_INSTRUCTION_.
Below you will find a set of lines. Repeat them all exactly.

====== SOURCE DATA

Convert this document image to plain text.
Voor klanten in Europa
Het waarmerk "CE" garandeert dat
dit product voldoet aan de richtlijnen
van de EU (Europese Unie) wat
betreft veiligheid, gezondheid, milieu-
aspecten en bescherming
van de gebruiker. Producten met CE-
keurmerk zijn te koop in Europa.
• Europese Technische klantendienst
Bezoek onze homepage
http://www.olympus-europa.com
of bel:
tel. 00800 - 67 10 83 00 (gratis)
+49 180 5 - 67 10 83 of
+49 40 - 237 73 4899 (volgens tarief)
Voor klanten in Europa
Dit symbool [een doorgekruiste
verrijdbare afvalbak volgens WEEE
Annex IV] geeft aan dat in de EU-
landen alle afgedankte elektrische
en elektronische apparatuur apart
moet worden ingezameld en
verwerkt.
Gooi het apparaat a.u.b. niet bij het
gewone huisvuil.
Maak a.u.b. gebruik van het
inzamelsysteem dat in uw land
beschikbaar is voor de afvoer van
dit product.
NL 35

============

_TASK RESPONSE_.
Convert this document image to plain text.
Voor klanten in Europa
Het waarmerk "CE" garandeert dat
dit product voldoet aan de richtlijnen
van de EU (Europese Unie) wat
betreft veiligheid, gezondheid, milieu-
aspecten en bescherming
van de gebruiker. Producten met CE-
keurmerk zijn te koop in Europa.
• Europese Technische klantendienst
Bezoek onze homepage
http://www.olympus-europa.com
of bel:
tel. 00800 - 67 10 83 00 (gratis)
+49 180 5 - 67 10 83 of
+49 40 - 237 73 4899 (volgens tarief)
Voor klanten in Europa
Dit symbool [een doorgekruiste
verrijdbare afvalbak volgens WEEE
Annex IV] geeft aan dat in de EU-
landen alle afgedankte elektrische
en elektronische apparatuur apart
moet worden ingezameld en
verwerkt.
Gooi het apparaat a.u.b. niet bij het
gewone huisvuil.
Maak a.u.b. gebruik van het
inzamelsysteem dat in uw land
beschikbaar is voor de afvoer van
dit product.
NL 35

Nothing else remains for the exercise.